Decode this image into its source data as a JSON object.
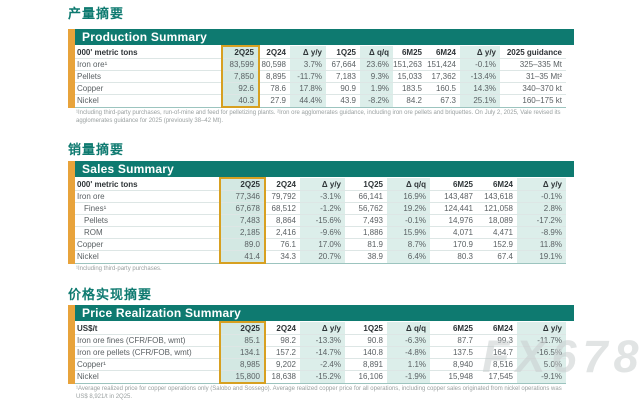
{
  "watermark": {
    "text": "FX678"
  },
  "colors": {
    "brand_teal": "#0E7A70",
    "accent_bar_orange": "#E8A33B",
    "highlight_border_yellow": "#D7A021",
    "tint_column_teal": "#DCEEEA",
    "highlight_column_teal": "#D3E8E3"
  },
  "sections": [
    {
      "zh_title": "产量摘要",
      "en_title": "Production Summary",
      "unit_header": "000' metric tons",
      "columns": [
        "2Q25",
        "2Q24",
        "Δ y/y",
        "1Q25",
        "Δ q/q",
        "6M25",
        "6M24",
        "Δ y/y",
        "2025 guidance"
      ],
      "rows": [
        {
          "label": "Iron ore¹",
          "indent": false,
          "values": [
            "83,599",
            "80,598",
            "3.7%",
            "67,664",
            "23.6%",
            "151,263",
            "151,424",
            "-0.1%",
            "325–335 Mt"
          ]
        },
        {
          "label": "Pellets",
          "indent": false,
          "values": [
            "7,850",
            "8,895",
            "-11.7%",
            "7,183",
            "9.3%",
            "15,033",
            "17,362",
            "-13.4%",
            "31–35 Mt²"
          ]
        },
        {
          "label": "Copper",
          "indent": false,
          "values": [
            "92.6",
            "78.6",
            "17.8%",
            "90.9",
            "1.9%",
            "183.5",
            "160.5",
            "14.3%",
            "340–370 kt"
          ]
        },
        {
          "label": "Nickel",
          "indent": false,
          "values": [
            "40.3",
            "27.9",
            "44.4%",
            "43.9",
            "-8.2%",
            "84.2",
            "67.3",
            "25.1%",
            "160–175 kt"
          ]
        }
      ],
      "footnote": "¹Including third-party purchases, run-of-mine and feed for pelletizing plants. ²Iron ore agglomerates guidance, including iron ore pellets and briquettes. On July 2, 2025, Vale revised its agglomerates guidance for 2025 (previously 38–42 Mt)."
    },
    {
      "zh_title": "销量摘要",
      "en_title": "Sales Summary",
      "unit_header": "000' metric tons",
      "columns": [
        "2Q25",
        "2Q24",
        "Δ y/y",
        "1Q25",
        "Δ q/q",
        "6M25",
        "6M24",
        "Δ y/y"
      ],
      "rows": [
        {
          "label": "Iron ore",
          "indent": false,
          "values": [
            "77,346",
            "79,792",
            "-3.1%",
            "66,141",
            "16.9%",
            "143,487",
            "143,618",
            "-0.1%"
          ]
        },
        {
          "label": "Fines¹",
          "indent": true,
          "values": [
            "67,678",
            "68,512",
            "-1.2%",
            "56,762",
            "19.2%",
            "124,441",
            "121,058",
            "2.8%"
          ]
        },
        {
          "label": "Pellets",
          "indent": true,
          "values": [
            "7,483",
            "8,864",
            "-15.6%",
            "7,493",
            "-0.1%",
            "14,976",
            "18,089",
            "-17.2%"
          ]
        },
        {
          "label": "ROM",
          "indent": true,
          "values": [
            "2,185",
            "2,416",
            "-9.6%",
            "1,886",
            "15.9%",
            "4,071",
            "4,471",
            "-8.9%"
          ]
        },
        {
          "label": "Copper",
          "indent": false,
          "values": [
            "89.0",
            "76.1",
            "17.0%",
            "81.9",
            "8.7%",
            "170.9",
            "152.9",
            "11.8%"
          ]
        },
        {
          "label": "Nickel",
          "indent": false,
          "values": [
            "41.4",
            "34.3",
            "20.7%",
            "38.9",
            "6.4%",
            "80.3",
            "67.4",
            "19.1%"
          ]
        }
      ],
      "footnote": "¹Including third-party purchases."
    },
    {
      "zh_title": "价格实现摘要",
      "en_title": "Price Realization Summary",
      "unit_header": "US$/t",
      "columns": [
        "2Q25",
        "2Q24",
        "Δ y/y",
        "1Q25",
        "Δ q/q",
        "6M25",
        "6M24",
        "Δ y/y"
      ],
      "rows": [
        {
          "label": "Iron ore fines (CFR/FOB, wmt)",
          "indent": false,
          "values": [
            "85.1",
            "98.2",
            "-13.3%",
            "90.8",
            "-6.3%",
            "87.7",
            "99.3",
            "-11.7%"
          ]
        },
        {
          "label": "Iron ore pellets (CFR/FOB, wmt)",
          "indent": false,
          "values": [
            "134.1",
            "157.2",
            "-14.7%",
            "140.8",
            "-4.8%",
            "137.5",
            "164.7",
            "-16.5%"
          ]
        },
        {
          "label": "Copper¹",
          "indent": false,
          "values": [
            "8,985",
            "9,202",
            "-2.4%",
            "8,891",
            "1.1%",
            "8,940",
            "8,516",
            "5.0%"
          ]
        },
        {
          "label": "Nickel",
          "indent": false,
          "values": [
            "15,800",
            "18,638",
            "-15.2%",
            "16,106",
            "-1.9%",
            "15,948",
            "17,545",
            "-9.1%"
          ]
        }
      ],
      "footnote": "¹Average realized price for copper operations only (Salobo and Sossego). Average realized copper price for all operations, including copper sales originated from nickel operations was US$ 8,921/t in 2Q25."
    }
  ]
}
* * *
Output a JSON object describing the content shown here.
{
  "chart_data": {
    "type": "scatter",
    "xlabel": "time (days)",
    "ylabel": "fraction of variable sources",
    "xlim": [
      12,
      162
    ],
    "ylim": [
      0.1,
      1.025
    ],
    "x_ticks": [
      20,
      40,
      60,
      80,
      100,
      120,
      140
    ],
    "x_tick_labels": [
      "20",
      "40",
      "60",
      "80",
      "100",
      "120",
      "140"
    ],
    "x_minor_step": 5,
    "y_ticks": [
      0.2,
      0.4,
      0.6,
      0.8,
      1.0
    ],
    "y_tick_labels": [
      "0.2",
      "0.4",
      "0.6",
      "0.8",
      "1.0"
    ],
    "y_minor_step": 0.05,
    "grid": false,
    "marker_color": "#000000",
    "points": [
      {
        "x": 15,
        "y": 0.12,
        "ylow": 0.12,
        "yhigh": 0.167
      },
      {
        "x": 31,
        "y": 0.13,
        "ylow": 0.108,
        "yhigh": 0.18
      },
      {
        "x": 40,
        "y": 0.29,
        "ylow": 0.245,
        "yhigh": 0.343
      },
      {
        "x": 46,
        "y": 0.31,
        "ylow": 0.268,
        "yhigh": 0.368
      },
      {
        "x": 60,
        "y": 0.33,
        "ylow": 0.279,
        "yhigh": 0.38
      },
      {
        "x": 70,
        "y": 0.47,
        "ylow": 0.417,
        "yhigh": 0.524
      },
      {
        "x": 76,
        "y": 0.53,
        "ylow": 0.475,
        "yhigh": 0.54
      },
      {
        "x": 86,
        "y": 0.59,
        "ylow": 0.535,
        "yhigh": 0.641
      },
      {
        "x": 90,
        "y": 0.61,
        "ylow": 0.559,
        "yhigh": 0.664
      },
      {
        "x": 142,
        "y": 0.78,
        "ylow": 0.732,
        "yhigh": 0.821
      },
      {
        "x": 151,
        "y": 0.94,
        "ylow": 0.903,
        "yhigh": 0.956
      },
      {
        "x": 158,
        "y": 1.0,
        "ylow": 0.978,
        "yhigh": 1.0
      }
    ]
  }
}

* EXERCISE: Pick out every line holding the string "third" and return it.

* OUTPUT FOR THIS TASK:
      "footnote": "¹Including third-party purchases, run-of-mine and feed for pelletizing plants. ²Iron ore agglomerates guidance, including iron ore pellets and briquettes. On July 2, 2025, Vale revised its agglomerates guidance for 2025 (previously 38–42 Mt)."
      "footnote": "¹Including third-party purchases."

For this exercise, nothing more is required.